* [Data items]:
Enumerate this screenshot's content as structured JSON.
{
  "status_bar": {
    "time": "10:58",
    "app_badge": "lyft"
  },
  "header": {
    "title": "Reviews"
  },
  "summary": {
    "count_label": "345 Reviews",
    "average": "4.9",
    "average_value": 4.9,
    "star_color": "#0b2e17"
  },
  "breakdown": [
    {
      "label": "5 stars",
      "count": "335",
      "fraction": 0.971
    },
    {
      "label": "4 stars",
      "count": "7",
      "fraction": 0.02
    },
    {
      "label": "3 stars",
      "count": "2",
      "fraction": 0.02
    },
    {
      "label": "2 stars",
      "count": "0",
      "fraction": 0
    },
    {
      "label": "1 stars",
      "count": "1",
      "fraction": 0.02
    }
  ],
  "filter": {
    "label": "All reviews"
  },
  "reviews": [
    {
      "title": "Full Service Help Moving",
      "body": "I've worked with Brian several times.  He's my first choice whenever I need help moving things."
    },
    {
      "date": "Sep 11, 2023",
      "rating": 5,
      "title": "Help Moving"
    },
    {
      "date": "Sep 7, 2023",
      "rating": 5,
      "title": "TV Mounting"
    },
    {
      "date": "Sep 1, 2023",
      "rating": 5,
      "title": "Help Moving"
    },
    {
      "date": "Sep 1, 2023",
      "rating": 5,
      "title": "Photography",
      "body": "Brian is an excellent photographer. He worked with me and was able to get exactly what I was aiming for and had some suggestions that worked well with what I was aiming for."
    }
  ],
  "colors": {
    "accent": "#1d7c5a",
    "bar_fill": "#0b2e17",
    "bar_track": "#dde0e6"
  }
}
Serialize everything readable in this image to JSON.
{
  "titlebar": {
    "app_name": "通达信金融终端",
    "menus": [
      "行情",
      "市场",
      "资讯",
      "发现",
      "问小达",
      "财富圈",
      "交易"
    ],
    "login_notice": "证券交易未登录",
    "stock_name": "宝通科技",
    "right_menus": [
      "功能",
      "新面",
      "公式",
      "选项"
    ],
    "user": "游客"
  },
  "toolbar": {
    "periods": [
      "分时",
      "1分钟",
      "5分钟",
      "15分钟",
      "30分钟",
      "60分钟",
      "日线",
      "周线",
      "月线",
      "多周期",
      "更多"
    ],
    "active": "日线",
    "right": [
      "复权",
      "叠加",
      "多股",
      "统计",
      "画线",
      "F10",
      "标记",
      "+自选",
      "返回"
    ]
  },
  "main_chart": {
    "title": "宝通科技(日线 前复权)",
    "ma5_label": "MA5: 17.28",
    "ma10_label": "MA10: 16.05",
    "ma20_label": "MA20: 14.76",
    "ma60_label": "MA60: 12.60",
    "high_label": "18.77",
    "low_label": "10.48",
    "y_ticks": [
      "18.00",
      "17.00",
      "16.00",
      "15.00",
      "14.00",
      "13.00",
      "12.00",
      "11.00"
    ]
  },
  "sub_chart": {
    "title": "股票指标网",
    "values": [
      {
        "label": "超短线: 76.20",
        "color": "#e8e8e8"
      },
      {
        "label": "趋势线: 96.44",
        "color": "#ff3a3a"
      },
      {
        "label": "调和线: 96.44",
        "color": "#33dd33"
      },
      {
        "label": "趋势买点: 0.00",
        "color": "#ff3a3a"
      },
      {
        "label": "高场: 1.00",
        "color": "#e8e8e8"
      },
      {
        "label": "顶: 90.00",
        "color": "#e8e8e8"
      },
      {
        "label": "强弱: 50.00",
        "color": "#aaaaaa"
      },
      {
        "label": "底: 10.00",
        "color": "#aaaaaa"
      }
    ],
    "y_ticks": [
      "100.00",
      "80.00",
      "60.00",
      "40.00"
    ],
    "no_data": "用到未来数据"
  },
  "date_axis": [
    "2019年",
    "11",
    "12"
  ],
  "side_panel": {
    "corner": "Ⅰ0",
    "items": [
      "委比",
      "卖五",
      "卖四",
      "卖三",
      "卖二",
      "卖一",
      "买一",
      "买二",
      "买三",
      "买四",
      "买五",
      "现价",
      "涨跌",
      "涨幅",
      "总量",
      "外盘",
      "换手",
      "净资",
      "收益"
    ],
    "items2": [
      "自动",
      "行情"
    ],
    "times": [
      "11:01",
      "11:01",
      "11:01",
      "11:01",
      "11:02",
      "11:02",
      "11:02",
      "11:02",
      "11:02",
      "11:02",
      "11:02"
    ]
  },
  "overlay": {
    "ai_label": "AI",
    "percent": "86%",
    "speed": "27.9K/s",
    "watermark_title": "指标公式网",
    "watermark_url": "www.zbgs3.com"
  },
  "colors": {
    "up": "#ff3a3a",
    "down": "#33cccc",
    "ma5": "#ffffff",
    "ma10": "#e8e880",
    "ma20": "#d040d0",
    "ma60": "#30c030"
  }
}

* [Instruction]: Which lines above hold the word "this"? Copy each of them.

* [Correct answer]:
Enumerate this screenshot's content as structured JSON.
Serialize everything readable in this image to JSON.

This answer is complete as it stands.